** START Dataset entries **

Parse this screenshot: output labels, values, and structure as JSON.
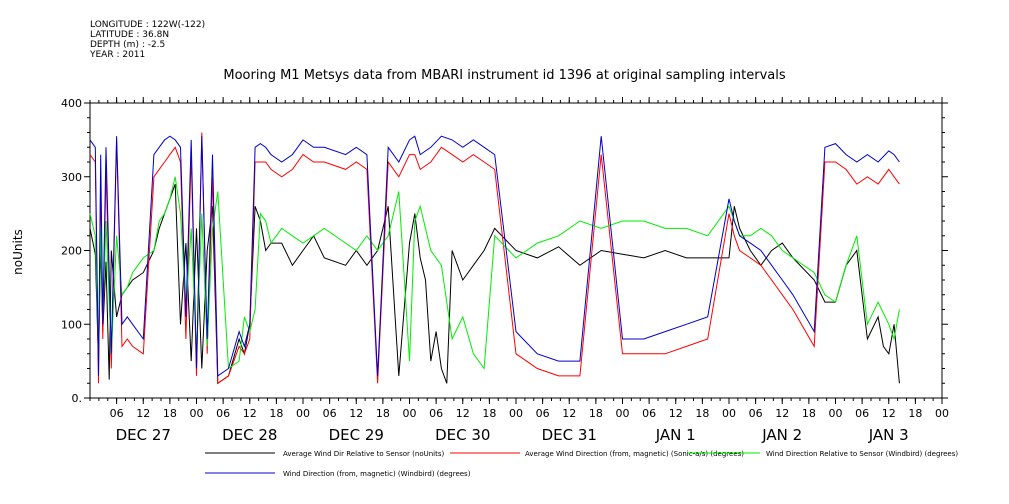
{
  "meta": {
    "longitude": "LONGITUDE : 122W(-122)",
    "latitude": "LATITUDE : 36.8N",
    "depth": "DEPTH (m) : -2.5",
    "year": "YEAR : 2011"
  },
  "chart_data": {
    "type": "line",
    "title": "Mooring M1 Metsys data from MBARI instrument id 1396 at original sampling intervals",
    "ylabel": "noUnits",
    "xlabel": "",
    "ylim": [
      0,
      400
    ],
    "yticks": [
      "0.",
      "100",
      "200",
      "300",
      "400"
    ],
    "xlim": [
      0,
      8.0
    ],
    "hour_ticks": [
      "06",
      "12",
      "18",
      "00",
      "06",
      "12",
      "18",
      "00",
      "06",
      "12",
      "18",
      "00",
      "06",
      "12",
      "18",
      "00",
      "06",
      "12",
      "18",
      "00",
      "06",
      "12",
      "18",
      "00",
      "06",
      "12",
      "18",
      "00",
      "06",
      "12",
      "18",
      "00"
    ],
    "day_labels": [
      "DEC 27",
      "DEC 28",
      "DEC 29",
      "DEC 30",
      "DEC 31",
      "JAN 1",
      "JAN 2",
      "JAN 3"
    ],
    "series": [
      {
        "name": "Average Wind Dir Relative to Sensor (noUnits)",
        "color": "#000000",
        "x": [
          0.0,
          0.05,
          0.08,
          0.1,
          0.12,
          0.15,
          0.18,
          0.2,
          0.25,
          0.3,
          0.35,
          0.4,
          0.5,
          0.6,
          0.65,
          0.7,
          0.75,
          0.8,
          0.85,
          0.9,
          0.95,
          1.0,
          1.05,
          1.1,
          1.15,
          1.2,
          1.3,
          1.4,
          1.45,
          1.5,
          1.55,
          1.6,
          1.65,
          1.7,
          1.8,
          1.9,
          2.0,
          2.1,
          2.2,
          2.4,
          2.5,
          2.6,
          2.7,
          2.8,
          2.9,
          3.0,
          3.05,
          3.1,
          3.15,
          3.2,
          3.25,
          3.3,
          3.35,
          3.4,
          3.5,
          3.6,
          3.7,
          3.8,
          4.0,
          4.2,
          4.4,
          4.6,
          4.8,
          5.0,
          5.2,
          5.4,
          5.6,
          5.8,
          6.0,
          6.05,
          6.1,
          6.2,
          6.3,
          6.4,
          6.5,
          6.6,
          6.8,
          6.9,
          7.0,
          7.1,
          7.2,
          7.3,
          7.4,
          7.45,
          7.5,
          7.55,
          7.6
        ],
        "y": [
          230,
          195,
          50,
          210,
          90,
          185,
          25,
          200,
          110,
          140,
          150,
          160,
          170,
          200,
          230,
          250,
          270,
          290,
          100,
          210,
          50,
          230,
          40,
          200,
          260,
          20,
          30,
          80,
          60,
          100,
          260,
          240,
          200,
          210,
          210,
          180,
          200,
          220,
          190,
          180,
          200,
          180,
          200,
          260,
          30,
          210,
          250,
          190,
          160,
          50,
          90,
          40,
          20,
          200,
          160,
          180,
          200,
          230,
          200,
          190,
          205,
          180,
          200,
          195,
          190,
          200,
          190,
          190,
          190,
          260,
          230,
          200,
          180,
          200,
          210,
          190,
          160,
          130,
          130,
          180,
          200,
          80,
          110,
          70,
          60,
          100,
          20
        ]
      },
      {
        "name": "Average Wind Direction (from, magnetic) (Sonic-a/s) (degrees)",
        "color": "#ff0000",
        "x": [
          0.0,
          0.05,
          0.08,
          0.1,
          0.12,
          0.15,
          0.2,
          0.25,
          0.3,
          0.35,
          0.4,
          0.5,
          0.6,
          0.65,
          0.7,
          0.75,
          0.8,
          0.85,
          0.9,
          0.95,
          1.0,
          1.05,
          1.1,
          1.15,
          1.2,
          1.3,
          1.4,
          1.45,
          1.5,
          1.55,
          1.6,
          1.65,
          1.7,
          1.8,
          1.9,
          2.0,
          2.1,
          2.2,
          2.4,
          2.5,
          2.6,
          2.7,
          2.8,
          2.9,
          3.0,
          3.05,
          3.1,
          3.2,
          3.3,
          3.4,
          3.5,
          3.6,
          3.7,
          3.8,
          4.0,
          4.2,
          4.4,
          4.6,
          4.8,
          5.0,
          5.2,
          5.4,
          5.6,
          5.8,
          6.0,
          6.05,
          6.1,
          6.2,
          6.3,
          6.4,
          6.5,
          6.6,
          6.8,
          6.9,
          7.0,
          7.1,
          7.2,
          7.3,
          7.4,
          7.5,
          7.55,
          7.6
        ],
        "y": [
          330,
          320,
          20,
          300,
          80,
          310,
          40,
          350,
          70,
          80,
          70,
          60,
          300,
          310,
          320,
          330,
          340,
          320,
          80,
          330,
          30,
          360,
          60,
          300,
          20,
          30,
          70,
          60,
          80,
          320,
          320,
          320,
          310,
          300,
          310,
          330,
          320,
          320,
          310,
          320,
          310,
          20,
          320,
          300,
          330,
          330,
          310,
          320,
          340,
          330,
          320,
          330,
          320,
          310,
          60,
          40,
          30,
          30,
          330,
          60,
          60,
          60,
          70,
          80,
          250,
          220,
          200,
          190,
          180,
          160,
          140,
          120,
          70,
          320,
          320,
          310,
          290,
          300,
          290,
          310,
          300,
          290
        ]
      },
      {
        "name": "Wind Direction Relative to Sensor (Windbird) (degrees)",
        "color": "#00ee00",
        "x": [
          0.0,
          0.05,
          0.08,
          0.1,
          0.12,
          0.15,
          0.2,
          0.25,
          0.3,
          0.35,
          0.4,
          0.5,
          0.6,
          0.65,
          0.7,
          0.75,
          0.8,
          0.85,
          0.9,
          0.95,
          1.0,
          1.05,
          1.1,
          1.15,
          1.2,
          1.3,
          1.4,
          1.45,
          1.5,
          1.55,
          1.6,
          1.65,
          1.7,
          1.8,
          1.9,
          2.0,
          2.1,
          2.2,
          2.4,
          2.5,
          2.6,
          2.7,
          2.8,
          2.9,
          3.0,
          3.05,
          3.1,
          3.2,
          3.3,
          3.4,
          3.5,
          3.6,
          3.7,
          3.8,
          4.0,
          4.2,
          4.4,
          4.6,
          4.8,
          5.0,
          5.2,
          5.4,
          5.6,
          5.8,
          6.0,
          6.05,
          6.1,
          6.2,
          6.3,
          6.4,
          6.5,
          6.6,
          6.8,
          6.9,
          7.0,
          7.1,
          7.2,
          7.3,
          7.4,
          7.5,
          7.55,
          7.6
        ],
        "y": [
          250,
          220,
          60,
          230,
          110,
          240,
          60,
          220,
          140,
          150,
          170,
          190,
          200,
          240,
          250,
          270,
          300,
          250,
          120,
          230,
          60,
          250,
          70,
          230,
          280,
          40,
          50,
          110,
          90,
          120,
          250,
          240,
          210,
          230,
          220,
          210,
          220,
          230,
          210,
          200,
          220,
          200,
          220,
          280,
          50,
          240,
          260,
          200,
          180,
          80,
          110,
          60,
          40,
          220,
          190,
          210,
          220,
          240,
          230,
          240,
          240,
          230,
          230,
          220,
          260,
          240,
          220,
          220,
          230,
          220,
          200,
          190,
          170,
          140,
          130,
          180,
          220,
          100,
          130,
          100,
          80,
          120
        ]
      },
      {
        "name": "Wind Direction (from, magnetic) (Windbird) (degrees)",
        "color": "#0000cc",
        "x": [
          0.0,
          0.05,
          0.08,
          0.1,
          0.12,
          0.15,
          0.2,
          0.25,
          0.3,
          0.35,
          0.4,
          0.5,
          0.6,
          0.65,
          0.7,
          0.75,
          0.8,
          0.85,
          0.9,
          0.95,
          1.0,
          1.05,
          1.1,
          1.15,
          1.2,
          1.3,
          1.4,
          1.45,
          1.5,
          1.55,
          1.6,
          1.65,
          1.7,
          1.8,
          1.9,
          2.0,
          2.1,
          2.2,
          2.4,
          2.5,
          2.6,
          2.7,
          2.8,
          2.9,
          3.0,
          3.05,
          3.1,
          3.2,
          3.3,
          3.4,
          3.5,
          3.6,
          3.7,
          3.8,
          4.0,
          4.2,
          4.4,
          4.6,
          4.8,
          5.0,
          5.2,
          5.4,
          5.6,
          5.8,
          6.0,
          6.05,
          6.1,
          6.2,
          6.3,
          6.4,
          6.5,
          6.6,
          6.8,
          6.9,
          7.0,
          7.1,
          7.2,
          7.3,
          7.4,
          7.5,
          7.55,
          7.6
        ],
        "y": [
          350,
          340,
          30,
          330,
          100,
          340,
          60,
          355,
          100,
          110,
          100,
          80,
          330,
          340,
          350,
          355,
          350,
          340,
          110,
          350,
          40,
          355,
          80,
          330,
          30,
          40,
          90,
          70,
          100,
          340,
          345,
          340,
          330,
          320,
          330,
          350,
          340,
          340,
          330,
          340,
          330,
          30,
          340,
          320,
          350,
          355,
          330,
          340,
          355,
          350,
          340,
          350,
          340,
          330,
          90,
          60,
          50,
          50,
          355,
          80,
          80,
          90,
          100,
          110,
          270,
          240,
          220,
          210,
          200,
          180,
          160,
          140,
          90,
          340,
          345,
          330,
          320,
          330,
          320,
          335,
          330,
          320
        ]
      }
    ]
  }
}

** END Dataset entries **

Directive: Look through the listing and extract every line with "Wind" in it.

Task solution:
        "name": "Average Wind Dir Relative to Sensor (noUnits)",
        "name": "Average Wind Direction (from, magnetic) (Sonic-a/s) (degrees)",
        "name": "Wind Direction Relative to Sensor (Windbird) (degrees)",
        "name": "Wind Direction (from, magnetic) (Windbird) (degrees)",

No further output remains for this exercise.